- [Set exercise]
Among the entries below, find the lines with "through" and copy them.

- [Source data]

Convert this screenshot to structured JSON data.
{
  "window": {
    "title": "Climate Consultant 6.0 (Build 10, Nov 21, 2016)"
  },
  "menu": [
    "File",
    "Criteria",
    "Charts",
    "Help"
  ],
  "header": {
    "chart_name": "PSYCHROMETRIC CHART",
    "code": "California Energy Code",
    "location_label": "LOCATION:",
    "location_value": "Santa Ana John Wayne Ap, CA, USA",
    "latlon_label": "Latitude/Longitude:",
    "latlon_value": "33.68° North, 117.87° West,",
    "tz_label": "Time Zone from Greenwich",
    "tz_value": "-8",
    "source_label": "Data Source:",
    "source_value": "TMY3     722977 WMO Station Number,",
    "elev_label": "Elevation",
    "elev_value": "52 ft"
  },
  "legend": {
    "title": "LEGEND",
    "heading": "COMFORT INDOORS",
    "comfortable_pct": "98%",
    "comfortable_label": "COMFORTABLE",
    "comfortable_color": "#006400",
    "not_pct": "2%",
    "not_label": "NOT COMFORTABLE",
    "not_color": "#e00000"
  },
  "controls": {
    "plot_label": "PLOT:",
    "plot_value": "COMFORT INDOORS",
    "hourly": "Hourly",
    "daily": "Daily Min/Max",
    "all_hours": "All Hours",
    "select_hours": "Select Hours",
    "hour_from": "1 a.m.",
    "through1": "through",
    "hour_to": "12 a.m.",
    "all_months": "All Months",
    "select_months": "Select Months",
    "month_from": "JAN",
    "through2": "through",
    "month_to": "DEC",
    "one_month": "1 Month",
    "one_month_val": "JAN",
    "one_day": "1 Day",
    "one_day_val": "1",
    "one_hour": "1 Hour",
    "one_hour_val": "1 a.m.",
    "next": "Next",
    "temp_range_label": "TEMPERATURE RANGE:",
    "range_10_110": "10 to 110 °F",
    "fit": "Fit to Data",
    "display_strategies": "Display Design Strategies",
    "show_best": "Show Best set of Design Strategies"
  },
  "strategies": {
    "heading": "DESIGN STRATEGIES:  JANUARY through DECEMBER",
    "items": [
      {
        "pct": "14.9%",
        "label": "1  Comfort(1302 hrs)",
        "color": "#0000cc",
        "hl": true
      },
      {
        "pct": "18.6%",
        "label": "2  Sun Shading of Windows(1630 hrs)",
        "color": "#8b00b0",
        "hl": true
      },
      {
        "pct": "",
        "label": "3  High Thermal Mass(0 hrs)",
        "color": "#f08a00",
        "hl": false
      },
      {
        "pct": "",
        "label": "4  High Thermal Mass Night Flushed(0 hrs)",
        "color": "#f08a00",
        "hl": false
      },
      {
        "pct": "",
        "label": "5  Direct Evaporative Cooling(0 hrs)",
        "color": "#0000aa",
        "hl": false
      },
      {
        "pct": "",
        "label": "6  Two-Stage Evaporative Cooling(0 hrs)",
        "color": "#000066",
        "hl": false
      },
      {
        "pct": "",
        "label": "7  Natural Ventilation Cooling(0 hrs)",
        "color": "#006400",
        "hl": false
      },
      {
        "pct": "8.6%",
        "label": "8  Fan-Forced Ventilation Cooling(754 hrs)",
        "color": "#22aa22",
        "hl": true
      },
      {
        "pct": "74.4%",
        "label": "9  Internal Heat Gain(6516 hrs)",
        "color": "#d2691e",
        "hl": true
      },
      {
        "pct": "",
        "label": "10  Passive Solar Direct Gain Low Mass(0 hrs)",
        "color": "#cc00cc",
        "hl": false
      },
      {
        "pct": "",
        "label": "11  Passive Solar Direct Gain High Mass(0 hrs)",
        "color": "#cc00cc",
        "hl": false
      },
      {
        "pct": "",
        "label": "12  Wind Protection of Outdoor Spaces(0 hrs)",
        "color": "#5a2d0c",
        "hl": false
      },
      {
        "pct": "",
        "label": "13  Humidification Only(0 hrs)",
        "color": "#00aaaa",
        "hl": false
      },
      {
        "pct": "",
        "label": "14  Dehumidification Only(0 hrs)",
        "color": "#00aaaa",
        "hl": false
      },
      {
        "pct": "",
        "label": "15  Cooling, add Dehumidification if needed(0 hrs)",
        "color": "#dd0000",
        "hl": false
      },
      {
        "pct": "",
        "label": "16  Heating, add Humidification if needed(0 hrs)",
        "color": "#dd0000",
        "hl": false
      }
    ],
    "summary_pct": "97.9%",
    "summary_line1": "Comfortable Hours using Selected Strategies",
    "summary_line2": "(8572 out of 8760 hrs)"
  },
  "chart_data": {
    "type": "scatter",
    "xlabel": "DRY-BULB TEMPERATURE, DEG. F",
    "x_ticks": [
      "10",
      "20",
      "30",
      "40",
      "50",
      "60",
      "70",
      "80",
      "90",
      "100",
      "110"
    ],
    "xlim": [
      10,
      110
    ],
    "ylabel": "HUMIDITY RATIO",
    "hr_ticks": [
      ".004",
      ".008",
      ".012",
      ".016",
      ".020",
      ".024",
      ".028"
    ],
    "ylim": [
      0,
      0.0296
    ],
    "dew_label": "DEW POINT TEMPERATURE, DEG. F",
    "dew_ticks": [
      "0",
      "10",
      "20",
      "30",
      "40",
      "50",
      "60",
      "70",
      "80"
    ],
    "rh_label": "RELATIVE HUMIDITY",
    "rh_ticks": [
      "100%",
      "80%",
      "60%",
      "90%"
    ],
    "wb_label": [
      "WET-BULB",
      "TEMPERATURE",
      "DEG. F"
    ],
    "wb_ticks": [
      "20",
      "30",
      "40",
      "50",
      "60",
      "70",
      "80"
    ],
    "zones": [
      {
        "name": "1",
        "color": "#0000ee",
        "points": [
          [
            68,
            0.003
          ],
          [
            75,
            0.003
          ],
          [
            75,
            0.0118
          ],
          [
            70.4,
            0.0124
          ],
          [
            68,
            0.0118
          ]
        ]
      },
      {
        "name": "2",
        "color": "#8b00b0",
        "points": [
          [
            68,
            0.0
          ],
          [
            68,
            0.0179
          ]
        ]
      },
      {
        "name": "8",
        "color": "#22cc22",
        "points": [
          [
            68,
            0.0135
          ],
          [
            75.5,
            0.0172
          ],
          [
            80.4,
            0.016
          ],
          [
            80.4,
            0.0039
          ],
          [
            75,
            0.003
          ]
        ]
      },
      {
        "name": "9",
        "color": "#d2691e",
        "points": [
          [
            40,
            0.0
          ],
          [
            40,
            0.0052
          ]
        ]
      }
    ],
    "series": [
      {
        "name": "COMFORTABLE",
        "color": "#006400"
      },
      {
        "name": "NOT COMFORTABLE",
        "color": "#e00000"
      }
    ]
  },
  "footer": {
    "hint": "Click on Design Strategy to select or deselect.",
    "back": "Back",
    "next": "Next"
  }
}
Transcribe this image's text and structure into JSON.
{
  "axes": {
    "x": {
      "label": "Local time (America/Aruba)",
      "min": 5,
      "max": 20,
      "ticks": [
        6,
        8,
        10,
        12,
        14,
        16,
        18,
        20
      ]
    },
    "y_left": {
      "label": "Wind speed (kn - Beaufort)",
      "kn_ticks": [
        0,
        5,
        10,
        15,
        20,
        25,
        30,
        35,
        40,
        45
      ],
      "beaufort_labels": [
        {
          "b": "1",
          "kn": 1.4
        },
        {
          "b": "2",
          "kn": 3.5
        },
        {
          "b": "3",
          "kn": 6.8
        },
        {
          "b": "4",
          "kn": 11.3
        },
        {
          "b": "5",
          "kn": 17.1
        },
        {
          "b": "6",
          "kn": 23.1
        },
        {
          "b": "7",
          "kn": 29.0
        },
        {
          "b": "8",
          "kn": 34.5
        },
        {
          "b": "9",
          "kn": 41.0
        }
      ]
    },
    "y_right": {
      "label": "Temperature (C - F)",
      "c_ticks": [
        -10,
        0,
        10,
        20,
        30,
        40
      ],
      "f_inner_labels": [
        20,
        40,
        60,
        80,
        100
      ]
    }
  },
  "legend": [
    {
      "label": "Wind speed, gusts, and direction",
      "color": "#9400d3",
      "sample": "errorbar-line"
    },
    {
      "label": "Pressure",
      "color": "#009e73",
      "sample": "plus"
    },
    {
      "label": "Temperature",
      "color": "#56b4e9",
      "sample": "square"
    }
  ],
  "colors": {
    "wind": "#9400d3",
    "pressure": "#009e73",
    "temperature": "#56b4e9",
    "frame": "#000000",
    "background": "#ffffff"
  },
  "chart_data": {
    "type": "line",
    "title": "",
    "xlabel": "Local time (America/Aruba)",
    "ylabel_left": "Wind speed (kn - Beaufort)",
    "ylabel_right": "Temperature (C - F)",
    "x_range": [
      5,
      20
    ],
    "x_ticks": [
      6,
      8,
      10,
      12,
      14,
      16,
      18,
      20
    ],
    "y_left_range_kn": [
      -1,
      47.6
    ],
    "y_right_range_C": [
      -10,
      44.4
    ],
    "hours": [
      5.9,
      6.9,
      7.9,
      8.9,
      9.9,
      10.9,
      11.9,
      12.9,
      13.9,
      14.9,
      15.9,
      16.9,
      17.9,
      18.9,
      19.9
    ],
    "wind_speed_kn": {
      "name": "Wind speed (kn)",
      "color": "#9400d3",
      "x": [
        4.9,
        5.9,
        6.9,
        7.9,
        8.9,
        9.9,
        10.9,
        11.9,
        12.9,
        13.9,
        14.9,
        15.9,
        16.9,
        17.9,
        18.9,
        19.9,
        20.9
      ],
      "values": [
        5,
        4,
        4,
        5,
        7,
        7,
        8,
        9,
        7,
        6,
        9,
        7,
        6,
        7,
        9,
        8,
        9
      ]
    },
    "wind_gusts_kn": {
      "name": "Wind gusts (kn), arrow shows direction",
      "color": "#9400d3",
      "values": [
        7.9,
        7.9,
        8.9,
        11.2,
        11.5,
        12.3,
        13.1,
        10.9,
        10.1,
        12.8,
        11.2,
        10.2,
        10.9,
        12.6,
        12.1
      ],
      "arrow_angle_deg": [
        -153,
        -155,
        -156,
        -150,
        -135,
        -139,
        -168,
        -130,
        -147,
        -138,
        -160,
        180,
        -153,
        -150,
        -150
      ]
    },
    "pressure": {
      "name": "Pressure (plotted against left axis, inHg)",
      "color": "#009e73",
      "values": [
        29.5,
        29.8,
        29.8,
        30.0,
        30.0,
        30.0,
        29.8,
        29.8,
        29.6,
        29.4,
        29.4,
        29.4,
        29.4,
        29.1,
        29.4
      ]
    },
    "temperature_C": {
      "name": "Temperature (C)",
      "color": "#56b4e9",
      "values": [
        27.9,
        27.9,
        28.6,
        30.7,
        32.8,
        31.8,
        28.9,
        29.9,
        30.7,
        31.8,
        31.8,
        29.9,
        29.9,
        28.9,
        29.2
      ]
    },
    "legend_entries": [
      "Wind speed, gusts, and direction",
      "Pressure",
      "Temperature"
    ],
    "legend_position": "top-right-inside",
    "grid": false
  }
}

- [Answer to this exercise]
    "through1": "through",
    "through2": "through",
    "heading": "DESIGN STRATEGIES:  JANUARY through DECEMBER",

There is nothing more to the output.